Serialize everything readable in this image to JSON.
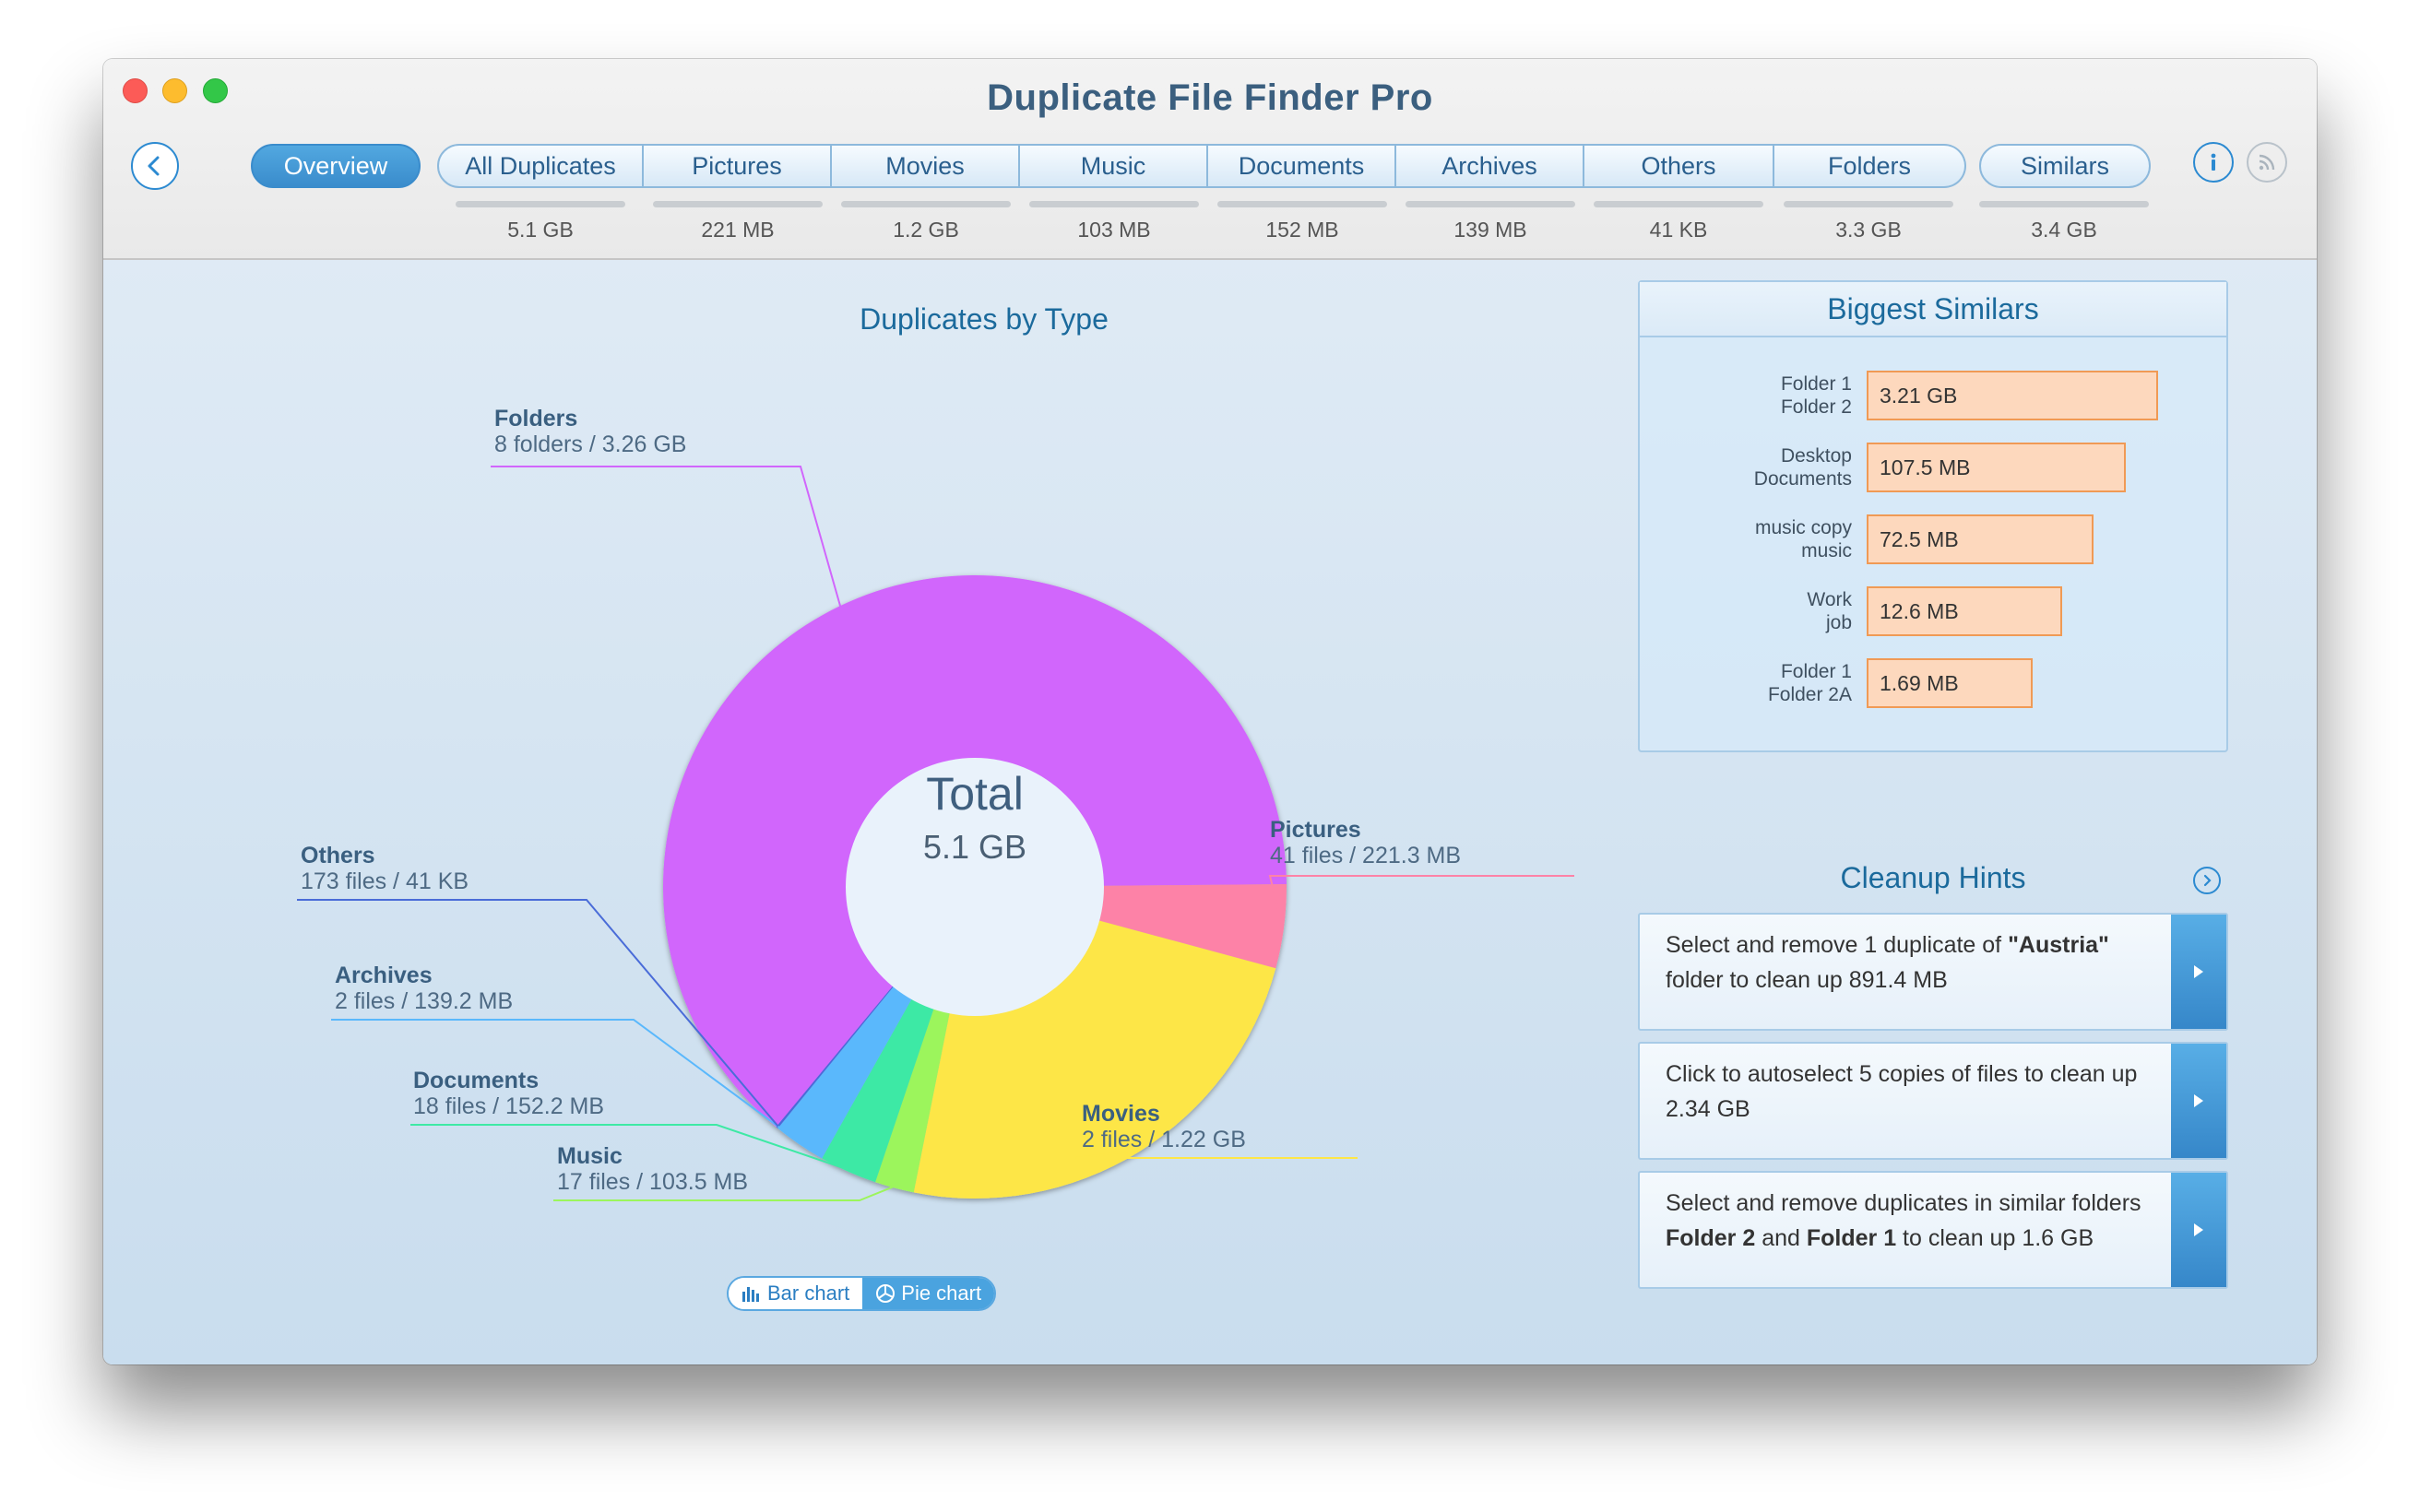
{
  "window": {
    "title": "Duplicate File Finder Pro"
  },
  "tabs": {
    "overview": "Overview",
    "items": [
      {
        "label": "All Duplicates",
        "size": "5.1 GB"
      },
      {
        "label": "Pictures",
        "size": "221 MB"
      },
      {
        "label": "Movies",
        "size": "1.2 GB"
      },
      {
        "label": "Music",
        "size": "103 MB"
      },
      {
        "label": "Documents",
        "size": "152 MB"
      },
      {
        "label": "Archives",
        "size": "139 MB"
      },
      {
        "label": "Others",
        "size": "41 KB"
      },
      {
        "label": "Folders",
        "size": "3.3 GB"
      }
    ],
    "similars": {
      "label": "Similars",
      "size": "3.4 GB"
    }
  },
  "icons": {
    "back": "chevron-left-icon",
    "info": "info-icon",
    "rss": "rss-icon"
  },
  "chart_data": {
    "type": "pie",
    "title": "Duplicates by Type",
    "center": {
      "label": "Total",
      "value": "5.1 GB"
    },
    "slices": [
      {
        "name": "Folders",
        "detail": "8 folders / 3.26 GB",
        "value": 3.26,
        "color": "#d166fc"
      },
      {
        "name": "Pictures",
        "detail": "41 files / 221.3 MB",
        "value": 0.2213,
        "color": "#fd82a7"
      },
      {
        "name": "Movies",
        "detail": "2 files / 1.22 GB",
        "value": 1.22,
        "color": "#fde647"
      },
      {
        "name": "Music",
        "detail": "17 files / 103.5 MB",
        "value": 0.1035,
        "color": "#9cf55c"
      },
      {
        "name": "Documents",
        "detail": "18 files / 152.2 MB",
        "value": 0.1522,
        "color": "#3ee9a5"
      },
      {
        "name": "Archives",
        "detail": "2 files / 139.2 MB",
        "value": 0.1392,
        "color": "#5ab8fc"
      },
      {
        "name": "Others",
        "detail": "173 files / 41 KB",
        "value": 4.1e-05,
        "color": "#4a6cd8"
      }
    ]
  },
  "view_toggle": {
    "bar": "Bar chart",
    "pie": "Pie chart",
    "selected": "pie"
  },
  "similars_panel": {
    "title": "Biggest Similars",
    "rows": [
      {
        "a": "Folder 1",
        "b": "Folder 2",
        "size": "3.21 GB",
        "fill": 1.0
      },
      {
        "a": "Desktop",
        "b": "Documents",
        "size": "107.5 MB",
        "fill": 0.89
      },
      {
        "a": "music copy",
        "b": "music",
        "size": "72.5 MB",
        "fill": 0.78
      },
      {
        "a": "Work",
        "b": "job",
        "size": "12.6 MB",
        "fill": 0.67
      },
      {
        "a": "Folder 1",
        "b": "Folder 2A",
        "size": "1.69 MB",
        "fill": 0.57
      }
    ]
  },
  "cleanup_hints": {
    "title": "Cleanup Hints",
    "hints": [
      {
        "parts": [
          [
            "Select and remove 1 duplicate of ",
            false
          ],
          [
            "\"Austria\"",
            true
          ],
          [
            " folder to clean up 891.4 MB",
            false
          ]
        ]
      },
      {
        "parts": [
          [
            "Click to autoselect 5 copies of files to clean up 2.34 GB",
            false
          ]
        ]
      },
      {
        "parts": [
          [
            "Select and remove duplicates in similar folders ",
            false
          ],
          [
            "Folder 2",
            true
          ],
          [
            " and ",
            false
          ],
          [
            "Folder 1",
            true
          ],
          [
            " to clean up 1.6 GB",
            false
          ]
        ]
      }
    ]
  },
  "colors": {
    "accent": "#3a8ccc",
    "title": "#3b5f7f",
    "bar_fill": "#fdd8bd",
    "bar_border": "#f09a55"
  }
}
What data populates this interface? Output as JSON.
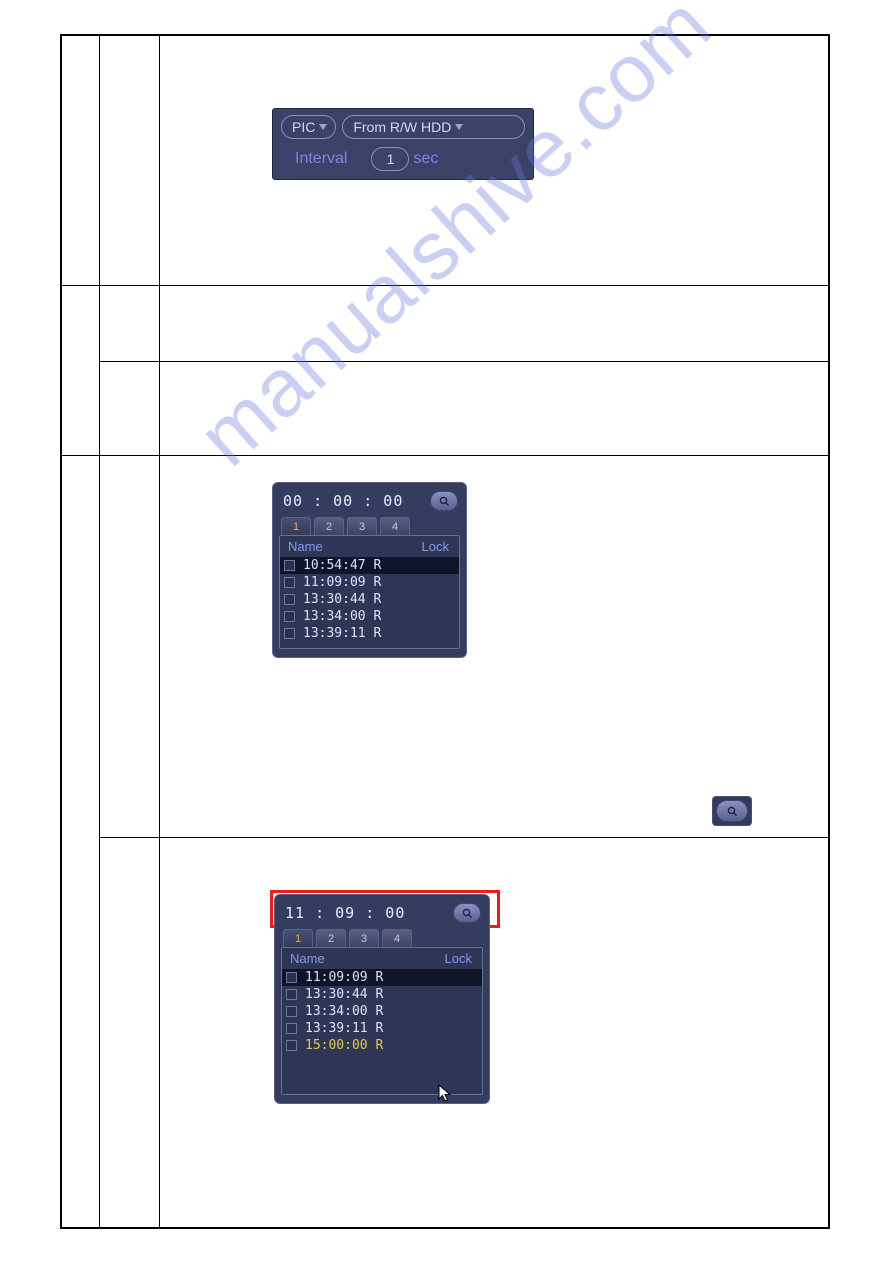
{
  "watermark": "manualshive.com",
  "panel1": {
    "dropdown1": "PIC",
    "dropdown2": "From R/W HDD",
    "interval_label": "Interval",
    "interval_value": "1",
    "sec_label": "sec"
  },
  "panel2": {
    "time": "00 : 00 : 00",
    "tabs": [
      "1",
      "2",
      "3",
      "4"
    ],
    "active_tab": 0,
    "header_name": "Name",
    "header_lock": "Lock",
    "rows": [
      {
        "time": "10:54:47",
        "flag": "R",
        "highlight": true
      },
      {
        "time": "11:09:09",
        "flag": "R"
      },
      {
        "time": "13:30:44",
        "flag": "R"
      },
      {
        "time": "13:34:00",
        "flag": "R"
      },
      {
        "time": "13:39:11",
        "flag": "R"
      }
    ]
  },
  "panel3": {
    "time": "11 : 09 : 00",
    "tabs": [
      "1",
      "2",
      "3",
      "4"
    ],
    "active_tab": 0,
    "header_name": "Name",
    "header_lock": "Lock",
    "rows": [
      {
        "time": "11:09:09",
        "flag": "R",
        "highlight": true
      },
      {
        "time": "13:30:44",
        "flag": "R"
      },
      {
        "time": "13:34:00",
        "flag": "R"
      },
      {
        "time": "13:39:11",
        "flag": "R"
      },
      {
        "time": "15:00:00",
        "flag": "R",
        "alt": true
      }
    ]
  }
}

==============================

Output, exactly, all the records above; include no pictures.

Serialize everything readable in this image to JSON.
{
  "window": {
    "title": "Duplicate File Finder Pro"
  },
  "tabs": {
    "overview": "Overview",
    "items": [
      {
        "label": "All Duplicates",
        "size": "5.1 GB"
      },
      {
        "label": "Pictures",
        "size": "221 MB"
      },
      {
        "label": "Movies",
        "size": "1.2 GB"
      },
      {
        "label": "Music",
        "size": "103 MB"
      },
      {
        "label": "Documents",
        "size": "152 MB"
      },
      {
        "label": "Archives",
        "size": "139 MB"
      },
      {
        "label": "Others",
        "size": "41 KB"
      },
      {
        "label": "Folders",
        "size": "3.3 GB"
      }
    ],
    "similars": {
      "label": "Similars",
      "size": "3.4 GB"
    }
  },
  "icons": {
    "back": "chevron-left-icon",
    "info": "info-icon",
    "rss": "rss-icon"
  },
  "chart_data": {
    "type": "pie",
    "title": "Duplicates by Type",
    "center": {
      "label": "Total",
      "value": "5.1 GB"
    },
    "slices": [
      {
        "name": "Folders",
        "detail": "8 folders / 3.26 GB",
        "value": 3.26,
        "color": "#d166fc"
      },
      {
        "name": "Pictures",
        "detail": "41 files / 221.3 MB",
        "value": 0.2213,
        "color": "#fd82a7"
      },
      {
        "name": "Movies",
        "detail": "2 files / 1.22 GB",
        "value": 1.22,
        "color": "#fde647"
      },
      {
        "name": "Music",
        "detail": "17 files / 103.5 MB",
        "value": 0.1035,
        "color": "#9cf55c"
      },
      {
        "name": "Documents",
        "detail": "18 files / 152.2 MB",
        "value": 0.1522,
        "color": "#3ee9a5"
      },
      {
        "name": "Archives",
        "detail": "2 files / 139.2 MB",
        "value": 0.1392,
        "color": "#5ab8fc"
      },
      {
        "name": "Others",
        "detail": "173 files / 41 KB",
        "value": 4.1e-05,
        "color": "#4a6cd8"
      }
    ]
  },
  "view_toggle": {
    "bar": "Bar chart",
    "pie": "Pie chart",
    "selected": "pie"
  },
  "similars_panel": {
    "title": "Biggest Similars",
    "rows": [
      {
        "a": "Folder 1",
        "b": "Folder 2",
        "size": "3.21 GB",
        "fill": 1.0
      },
      {
        "a": "Desktop",
        "b": "Documents",
        "size": "107.5 MB",
        "fill": 0.89
      },
      {
        "a": "music copy",
        "b": "music",
        "size": "72.5 MB",
        "fill": 0.78
      },
      {
        "a": "Work",
        "b": "job",
        "size": "12.6 MB",
        "fill": 0.67
      },
      {
        "a": "Folder 1",
        "b": "Folder 2A",
        "size": "1.69 MB",
        "fill": 0.57
      }
    ]
  },
  "cleanup_hints": {
    "title": "Cleanup Hints",
    "hints": [
      {
        "parts": [
          [
            "Select and remove 1 duplicate of ",
            false
          ],
          [
            "\"Austria\"",
            true
          ],
          [
            " folder to clean up 891.4 MB",
            false
          ]
        ]
      },
      {
        "parts": [
          [
            "Click to autoselect 5 copies of files to clean up 2.34 GB",
            false
          ]
        ]
      },
      {
        "parts": [
          [
            "Select and remove duplicates in similar folders ",
            false
          ],
          [
            "Folder 2",
            true
          ],
          [
            " and ",
            false
          ],
          [
            "Folder 1",
            true
          ],
          [
            " to clean up 1.6 GB",
            false
          ]
        ]
      }
    ]
  },
  "colors": {
    "accent": "#3a8ccc",
    "title": "#3b5f7f",
    "bar_fill": "#fdd8bd",
    "bar_border": "#f09a55"
  }
}
What data populates this interface? Output as JSON.
{
  "watermark": "manualshive.com",
  "panel1": {
    "dropdown1": "PIC",
    "dropdown2": "From R/W HDD",
    "interval_label": "Interval",
    "interval_value": "1",
    "sec_label": "sec"
  },
  "panel2": {
    "time": "00 : 00 : 00",
    "tabs": [
      "1",
      "2",
      "3",
      "4"
    ],
    "active_tab": 0,
    "header_name": "Name",
    "header_lock": "Lock",
    "rows": [
      {
        "time": "10:54:47",
        "flag": "R",
        "highlight": true
      },
      {
        "time": "11:09:09",
        "flag": "R"
      },
      {
        "time": "13:30:44",
        "flag": "R"
      },
      {
        "time": "13:34:00",
        "flag": "R"
      },
      {
        "time": "13:39:11",
        "flag": "R"
      }
    ]
  },
  "panel3": {
    "time": "11 : 09 : 00",
    "tabs": [
      "1",
      "2",
      "3",
      "4"
    ],
    "active_tab": 0,
    "header_name": "Name",
    "header_lock": "Lock",
    "rows": [
      {
        "time": "11:09:09",
        "flag": "R",
        "highlight": true
      },
      {
        "time": "13:30:44",
        "flag": "R"
      },
      {
        "time": "13:34:00",
        "flag": "R"
      },
      {
        "time": "13:39:11",
        "flag": "R"
      },
      {
        "time": "15:00:00",
        "flag": "R",
        "alt": true
      }
    ]
  }
}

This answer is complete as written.